*Work item*.
Answer these questions using the article on trucking jobs:
(a) According to the preliminary January data, how many long-distance LTL workers were there?
(b) On what date will the final figures and the preliminary February data be published?
(c) How many U.S. carriers held common or contract freight authority as of February, according to FTR Transportation Intelligence?

*Extracted text*.
========================================

Dive Brief:
- The number of long-distance LTL jobs declined by 5,000 to 241,000 workers between December 2025 and January 2026, the biggest drop between consecutive months in years, according to preliminary seasonally adjusted federal data for January.
- If that latest tally holds, it would mark one of the lowest levels in the LTL workforce — a total amount last seen when Yellow Corp. filed for bankruptcy. In contrast, TL long-distance jobs declined by about 800 to 496,300 from December to January,
- Final figures as well as preliminary employment data for February will be published April 3, the Bureau of Labor Statistics told Trucking Dive.
Dive Insight:
Aside from two months in 2020 during the COVID-19 pandemic, the LTL workforce at the start of 2026 was the lowest it’s been since November 2014. TL similarly posted its lowest level in over a decade.
Meanwhile, the total number of U.S. carriers holding common or contract freight authority stood at 342,487 as of February, according to analytics firm FTR Transportation Intelligence. Avery Vise, VP of trucking at FTR, noted in an email that the figure is 33% higher than it was before the pandemic, and that most of those carriers are very small operations. “Overall capacity has essentially normalized,” Vise added.
A more balanced truckload carrier supply is a key part of LTL’s recovery, Uber Freight VP of LTL Jeff Thomas told Trucking Dive in a statement.

========================================

Entries taken from a collection
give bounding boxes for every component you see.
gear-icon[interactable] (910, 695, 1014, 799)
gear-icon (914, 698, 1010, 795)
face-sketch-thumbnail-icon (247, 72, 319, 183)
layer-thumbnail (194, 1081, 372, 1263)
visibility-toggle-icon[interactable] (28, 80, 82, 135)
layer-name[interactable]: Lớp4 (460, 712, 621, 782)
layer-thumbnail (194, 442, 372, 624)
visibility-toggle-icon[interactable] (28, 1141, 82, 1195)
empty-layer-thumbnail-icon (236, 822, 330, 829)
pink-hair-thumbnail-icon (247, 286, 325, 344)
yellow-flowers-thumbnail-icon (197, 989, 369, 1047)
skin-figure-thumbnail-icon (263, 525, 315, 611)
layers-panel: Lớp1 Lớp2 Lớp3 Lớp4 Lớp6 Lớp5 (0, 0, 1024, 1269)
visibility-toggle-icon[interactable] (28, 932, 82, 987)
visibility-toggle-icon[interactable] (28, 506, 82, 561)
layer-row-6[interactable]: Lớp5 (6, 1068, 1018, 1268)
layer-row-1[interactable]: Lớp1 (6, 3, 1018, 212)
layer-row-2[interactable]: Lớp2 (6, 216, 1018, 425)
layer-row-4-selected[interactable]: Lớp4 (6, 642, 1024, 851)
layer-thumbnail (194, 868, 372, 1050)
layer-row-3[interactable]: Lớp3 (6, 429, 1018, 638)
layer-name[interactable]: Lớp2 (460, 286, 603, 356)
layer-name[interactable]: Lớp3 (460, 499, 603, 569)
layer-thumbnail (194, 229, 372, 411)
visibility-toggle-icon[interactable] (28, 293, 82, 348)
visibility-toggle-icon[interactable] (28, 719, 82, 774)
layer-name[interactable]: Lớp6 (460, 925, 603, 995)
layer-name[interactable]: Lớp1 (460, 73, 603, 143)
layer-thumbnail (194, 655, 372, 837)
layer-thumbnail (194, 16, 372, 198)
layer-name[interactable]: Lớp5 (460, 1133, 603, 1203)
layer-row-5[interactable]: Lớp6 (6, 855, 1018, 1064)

========================================

*Solution*.
(a) 241,000
(b) April 3
(c) 342,487